Image by Tony Webster at Flickr

Body-worn cameras and transparency: Experimental evidence of inconsistency in police executive decision-making

Image by Tony Webster at Flickr

Body-worn cameras and transparency: Experimental evidence of inconsistency in police executive decision-making

Abstract

Body-worn cameras (BWC) have diffused rapidly throughout policing as a means of promoting transparency and accountability. Yet, whether to release BWC footage to the public remains largely up to the discretion of police executives, and we know little about how they interpret and respond to BWC footage – particularly footage involving critical incidents. We asked a nationally representative sample of police executives (N=476) how supportive they were of legislation that would mandate releasing BWC footage upon request as public information, and presented them with an experimental vignette about BWC capturing one of their officers fatally shooting an [armed/unarmed] [Black/White] suspect. Results indicated inconsistency in executives’ attitudes and decision-making: (1) less than one-third of executives supported such legislation, (2) suspect race and armed/unarmed status shaped how executives felt media would cover the incident and whether they would state publicly that the shooting was justified, and (3) agency size conditioned the effects of armed/unarmed status on executives’ perceptions.

************

▸ **What you have to do**
Copy out the page above on body-worn cameras and police transparency in full, keeping every line and repetition as it appears.

************

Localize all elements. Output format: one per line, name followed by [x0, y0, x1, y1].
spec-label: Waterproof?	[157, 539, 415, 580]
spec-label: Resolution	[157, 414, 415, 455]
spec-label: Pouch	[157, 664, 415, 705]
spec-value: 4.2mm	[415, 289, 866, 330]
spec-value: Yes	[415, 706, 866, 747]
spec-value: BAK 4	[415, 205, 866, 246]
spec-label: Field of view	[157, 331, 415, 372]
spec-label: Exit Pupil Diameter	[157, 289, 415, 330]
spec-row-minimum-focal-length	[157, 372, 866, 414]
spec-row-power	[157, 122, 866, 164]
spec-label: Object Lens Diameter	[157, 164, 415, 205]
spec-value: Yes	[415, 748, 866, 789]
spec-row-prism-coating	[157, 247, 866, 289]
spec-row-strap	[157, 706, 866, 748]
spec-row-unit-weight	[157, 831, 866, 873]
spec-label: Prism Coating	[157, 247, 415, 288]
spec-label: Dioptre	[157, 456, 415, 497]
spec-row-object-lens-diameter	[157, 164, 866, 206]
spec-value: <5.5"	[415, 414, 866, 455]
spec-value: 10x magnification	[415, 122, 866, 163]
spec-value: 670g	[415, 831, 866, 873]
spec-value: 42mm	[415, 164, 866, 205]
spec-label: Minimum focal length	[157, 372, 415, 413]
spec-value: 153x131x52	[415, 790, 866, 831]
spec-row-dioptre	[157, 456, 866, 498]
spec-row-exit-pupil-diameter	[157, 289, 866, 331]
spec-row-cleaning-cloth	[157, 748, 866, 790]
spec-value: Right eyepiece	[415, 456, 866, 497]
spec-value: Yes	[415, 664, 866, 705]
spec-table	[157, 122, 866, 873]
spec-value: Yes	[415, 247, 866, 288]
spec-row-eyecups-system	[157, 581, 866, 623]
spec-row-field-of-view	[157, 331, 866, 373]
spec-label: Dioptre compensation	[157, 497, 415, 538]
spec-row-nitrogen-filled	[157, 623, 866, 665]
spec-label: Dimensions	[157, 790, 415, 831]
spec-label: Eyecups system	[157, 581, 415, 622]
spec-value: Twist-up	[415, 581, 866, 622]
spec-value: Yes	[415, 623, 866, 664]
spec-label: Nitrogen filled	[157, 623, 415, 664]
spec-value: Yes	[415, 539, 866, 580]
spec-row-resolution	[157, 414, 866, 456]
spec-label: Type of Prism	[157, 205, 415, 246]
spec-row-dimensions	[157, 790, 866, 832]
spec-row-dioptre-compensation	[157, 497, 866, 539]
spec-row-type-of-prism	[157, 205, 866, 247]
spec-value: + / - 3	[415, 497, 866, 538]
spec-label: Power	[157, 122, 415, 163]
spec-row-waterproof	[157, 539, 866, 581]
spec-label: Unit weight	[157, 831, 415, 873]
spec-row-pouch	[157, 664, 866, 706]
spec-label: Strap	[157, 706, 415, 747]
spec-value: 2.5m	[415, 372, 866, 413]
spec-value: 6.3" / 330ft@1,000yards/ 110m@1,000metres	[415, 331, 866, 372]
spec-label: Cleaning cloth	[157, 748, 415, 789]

************

▸ **Task output**
Image by Tony Webster at Flickr

Body-worn cameras and transparency: Experimental evidence of inconsistency in police executive decision-making

Image by Tony Webster at Flickr

Body-worn cameras and transparency: Experimental evidence of inconsistency in police executive decision-making

Abstract

Body-worn cameras (BWC) have diffused rapidly throughout policing as a means of promoting transparency and accountability. Yet, whether to release BWC footage to the public remains largely up to the discretion of police executives, and we know little about how they interpret and respond to BWC footage – particularly footage involving critical incidents. We asked a nationally representative sample of police executives (N=476) how supportive they were of legislation that would mandate releasing BWC footage upon request as public information, and presented them with an experimental vignette about BWC capturing one of their officers fatally shooting an [armed/unarmed] [Black/White] suspect. Results indicated inconsistency in executives’ attitudes and decision-making: (1) less than one-third of executives supported such legislation, (2) suspect race and armed/unarmed status shaped how executives felt media would cover the incident and whether they would state publicly that the shooting was justified, and (3) agency size conditioned the effects of armed/unarmed status on executives’ perceptions.